Begin

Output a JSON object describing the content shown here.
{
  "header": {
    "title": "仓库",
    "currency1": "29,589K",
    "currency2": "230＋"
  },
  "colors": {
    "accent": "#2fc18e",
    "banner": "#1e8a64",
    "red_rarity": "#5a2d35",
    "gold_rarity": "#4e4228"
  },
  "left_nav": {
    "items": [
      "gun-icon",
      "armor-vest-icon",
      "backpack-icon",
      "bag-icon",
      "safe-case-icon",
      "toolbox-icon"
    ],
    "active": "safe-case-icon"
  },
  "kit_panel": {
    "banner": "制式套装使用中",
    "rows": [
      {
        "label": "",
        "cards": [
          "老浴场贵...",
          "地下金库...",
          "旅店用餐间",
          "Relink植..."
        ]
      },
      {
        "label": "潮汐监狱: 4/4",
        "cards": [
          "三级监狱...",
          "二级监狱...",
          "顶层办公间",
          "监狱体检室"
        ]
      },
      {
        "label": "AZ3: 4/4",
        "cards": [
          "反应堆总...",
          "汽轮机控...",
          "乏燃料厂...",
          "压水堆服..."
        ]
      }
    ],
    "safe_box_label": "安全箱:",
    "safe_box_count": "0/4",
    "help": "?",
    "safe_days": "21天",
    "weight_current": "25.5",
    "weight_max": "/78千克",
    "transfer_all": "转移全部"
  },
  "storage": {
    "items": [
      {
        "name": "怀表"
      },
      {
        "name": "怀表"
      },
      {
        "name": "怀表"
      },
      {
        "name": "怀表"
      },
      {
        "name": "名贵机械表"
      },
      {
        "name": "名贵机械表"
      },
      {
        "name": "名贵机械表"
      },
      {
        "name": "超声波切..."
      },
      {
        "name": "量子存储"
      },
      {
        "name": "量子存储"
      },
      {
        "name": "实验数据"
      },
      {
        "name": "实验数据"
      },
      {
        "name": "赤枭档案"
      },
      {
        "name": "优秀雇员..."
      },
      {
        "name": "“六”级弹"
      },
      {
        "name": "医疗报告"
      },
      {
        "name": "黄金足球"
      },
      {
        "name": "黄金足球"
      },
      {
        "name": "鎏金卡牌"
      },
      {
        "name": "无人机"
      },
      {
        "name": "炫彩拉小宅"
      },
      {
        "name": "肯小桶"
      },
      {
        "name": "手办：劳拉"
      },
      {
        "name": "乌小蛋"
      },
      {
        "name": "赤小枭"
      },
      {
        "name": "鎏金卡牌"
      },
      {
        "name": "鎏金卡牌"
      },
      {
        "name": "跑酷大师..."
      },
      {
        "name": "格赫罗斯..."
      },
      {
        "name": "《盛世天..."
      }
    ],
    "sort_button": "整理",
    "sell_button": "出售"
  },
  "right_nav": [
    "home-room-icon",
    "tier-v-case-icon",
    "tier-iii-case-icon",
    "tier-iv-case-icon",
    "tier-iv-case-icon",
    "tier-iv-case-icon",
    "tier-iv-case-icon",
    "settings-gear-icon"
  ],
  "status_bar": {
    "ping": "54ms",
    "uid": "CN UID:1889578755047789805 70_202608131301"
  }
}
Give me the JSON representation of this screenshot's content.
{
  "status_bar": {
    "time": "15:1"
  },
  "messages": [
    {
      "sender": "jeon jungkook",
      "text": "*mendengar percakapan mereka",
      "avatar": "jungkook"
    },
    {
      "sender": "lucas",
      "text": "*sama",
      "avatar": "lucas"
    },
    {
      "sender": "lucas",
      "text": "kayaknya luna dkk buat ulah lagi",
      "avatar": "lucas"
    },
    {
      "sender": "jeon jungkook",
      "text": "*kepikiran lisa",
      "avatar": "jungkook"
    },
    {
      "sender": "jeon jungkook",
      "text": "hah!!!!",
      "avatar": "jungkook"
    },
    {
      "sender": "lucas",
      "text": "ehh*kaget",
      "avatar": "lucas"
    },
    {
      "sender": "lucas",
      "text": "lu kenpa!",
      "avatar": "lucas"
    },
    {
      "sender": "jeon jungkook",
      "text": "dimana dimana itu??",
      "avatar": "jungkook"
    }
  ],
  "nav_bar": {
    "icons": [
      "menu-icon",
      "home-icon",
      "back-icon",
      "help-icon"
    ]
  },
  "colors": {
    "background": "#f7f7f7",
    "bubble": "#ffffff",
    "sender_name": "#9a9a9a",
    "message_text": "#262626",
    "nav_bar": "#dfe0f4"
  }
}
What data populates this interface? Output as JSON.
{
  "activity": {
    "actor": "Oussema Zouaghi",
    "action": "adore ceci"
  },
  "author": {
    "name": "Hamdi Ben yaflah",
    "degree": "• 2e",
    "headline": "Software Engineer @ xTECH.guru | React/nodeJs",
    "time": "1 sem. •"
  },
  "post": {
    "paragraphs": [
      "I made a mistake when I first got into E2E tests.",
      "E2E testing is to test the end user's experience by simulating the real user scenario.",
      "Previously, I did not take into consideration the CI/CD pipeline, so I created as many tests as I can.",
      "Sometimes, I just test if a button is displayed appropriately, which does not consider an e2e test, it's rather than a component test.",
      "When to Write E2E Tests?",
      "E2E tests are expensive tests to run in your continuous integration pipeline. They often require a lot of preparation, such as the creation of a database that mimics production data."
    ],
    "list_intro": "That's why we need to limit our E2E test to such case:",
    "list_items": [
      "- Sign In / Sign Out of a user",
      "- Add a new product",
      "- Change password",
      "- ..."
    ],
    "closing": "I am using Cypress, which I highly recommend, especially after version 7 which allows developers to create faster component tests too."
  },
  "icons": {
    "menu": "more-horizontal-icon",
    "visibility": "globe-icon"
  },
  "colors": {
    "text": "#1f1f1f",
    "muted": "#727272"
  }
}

End

What the task requires
Write out every entry verbatim.

Response to this task
Output a JSON object describing the content shown here.
{
  "header": {
    "title": "仓库",
    "currency1": "29,589K",
    "currency2": "230＋"
  },
  "colors": {
    "accent": "#2fc18e",
    "banner": "#1e8a64",
    "red_rarity": "#5a2d35",
    "gold_rarity": "#4e4228"
  },
  "left_nav": {
    "items": [
      "gun-icon",
      "armor-vest-icon",
      "backpack-icon",
      "bag-icon",
      "safe-case-icon",
      "toolbox-icon"
    ],
    "active": "safe-case-icon"
  },
  "kit_panel": {
    "banner": "制式套装使用中",
    "rows": [
      {
        "label": "",
        "cards": [
          "老浴场贵...",
          "地下金库...",
          "旅店用餐间",
          "Relink植..."
        ]
      },
      {
        "label": "潮汐监狱: 4/4",
        "cards": [
          "三级监狱...",
          "二级监狱...",
          "顶层办公间",
          "监狱体检室"
        ]
      },
      {
        "label": "AZ3: 4/4",
        "cards": [
          "反应堆总...",
          "汽轮机控...",
          "乏燃料厂...",
          "压水堆服..."
        ]
      }
    ],
    "safe_box_label": "安全箱:",
    "safe_box_count": "0/4",
    "help": "?",
    "safe_days": "21天",
    "weight_current": "25.5",
    "weight_max": "/78千克",
    "transfer_all": "转移全部"
  },
  "storage": {
    "items": [
      {
        "name": "怀表"
      },
      {
        "name": "怀表"
      },
      {
        "name": "怀表"
      },
      {
        "name": "怀表"
      },
      {
        "name": "名贵机械表"
      },
      {
        "name": "名贵机械表"
      },
      {
        "name": "名贵机械表"
      },
      {
        "name": "超声波切..."
      },
      {
        "name": "量子存储"
      },
      {
        "name": "量子存储"
      },
      {
        "name": "实验数据"
      },
      {
        "name": "实验数据"
      },
      {
        "name": "赤枭档案"
      },
      {
        "name": "优秀雇员..."
      },
      {
        "name": "“六”级弹"
      },
      {
        "name": "医疗报告"
      },
      {
        "name": "黄金足球"
      },
      {
        "name": "黄金足球"
      },
      {
        "name": "鎏金卡牌"
      },
      {
        "name": "无人机"
      },
      {
        "name": "炫彩拉小宅"
      },
      {
        "name": "肯小桶"
      },
      {
        "name": "手办：劳拉"
      },
      {
        "name": "乌小蛋"
      },
      {
        "name": "赤小枭"
      },
      {
        "name": "鎏金卡牌"
      },
      {
        "name": "鎏金卡牌"
      },
      {
        "name": "跑酷大师..."
      },
      {
        "name": "格赫罗斯..."
      },
      {
        "name": "《盛世天..."
      }
    ],
    "sort_button": "整理",
    "sell_button": "出售"
  },
  "right_nav": [
    "home-room-icon",
    "tier-v-case-icon",
    "tier-iii-case-icon",
    "tier-iv-case-icon",
    "tier-iv-case-icon",
    "tier-iv-case-icon",
    "tier-iv-case-icon",
    "settings-gear-icon"
  ],
  "status_bar": {
    "ping": "54ms",
    "uid": "CN UID:1889578755047789805 70_202608131301"
  }
}
Give me the JSON representation of this screenshot's content.
{
  "status_bar": {
    "time": "15:1"
  },
  "messages": [
    {
      "sender": "jeon jungkook",
      "text": "*mendengar percakapan mereka",
      "avatar": "jungkook"
    },
    {
      "sender": "lucas",
      "text": "*sama",
      "avatar": "lucas"
    },
    {
      "sender": "lucas",
      "text": "kayaknya luna dkk buat ulah lagi",
      "avatar": "lucas"
    },
    {
      "sender": "jeon jungkook",
      "text": "*kepikiran lisa",
      "avatar": "jungkook"
    },
    {
      "sender": "jeon jungkook",
      "text": "hah!!!!",
      "avatar": "jungkook"
    },
    {
      "sender": "lucas",
      "text": "ehh*kaget",
      "avatar": "lucas"
    },
    {
      "sender": "lucas",
      "text": "lu kenpa!",
      "avatar": "lucas"
    },
    {
      "sender": "jeon jungkook",
      "text": "dimana dimana itu??",
      "avatar": "jungkook"
    }
  ],
  "nav_bar": {
    "icons": [
      "menu-icon",
      "home-icon",
      "back-icon",
      "help-icon"
    ]
  },
  "colors": {
    "background": "#f7f7f7",
    "bubble": "#ffffff",
    "sender_name": "#9a9a9a",
    "message_text": "#262626",
    "nav_bar": "#dfe0f4"
  }
}
What data populates this interface? Output as JSON.
{
  "activity": {
    "actor": "Oussema Zouaghi",
    "action": "adore ceci"
  },
  "author": {
    "name": "Hamdi Ben yaflah",
    "degree": "• 2e",
    "headline": "Software Engineer @ xTECH.guru | React/nodeJs",
    "time": "1 sem. •"
  },
  "post": {
    "paragraphs": [
      "I made a mistake when I first got into E2E tests.",
      "E2E testing is to test the end user's experience by simulating the real user scenario.",
      "Previously, I did not take into consideration the CI/CD pipeline, so I created as many tests as I can.",
      "Sometimes, I just test if a button is displayed appropriately, which does not consider an e2e test, it's rather than a component test.",
      "When to Write E2E Tests?",
      "E2E tests are expensive tests to run in your continuous integration pipeline. They often require a lot of preparation, such as the creation of a database that mimics production data."
    ],
    "list_intro": "That's why we need to limit our E2E test to such case:",
    "list_items": [
      "- Sign In / Sign Out of a user",
      "- Add a new product",
      "- Change password",
      "- ..."
    ],
    "closing": "I am using Cypress, which I highly recommend, especially after version 7 which allows developers to create faster component tests too."
  },
  "icons": {
    "menu": "more-horizontal-icon",
    "visibility": "globe-icon"
  },
  "colors": {
    "text": "#1f1f1f",
    "muted": "#727272"
  }
}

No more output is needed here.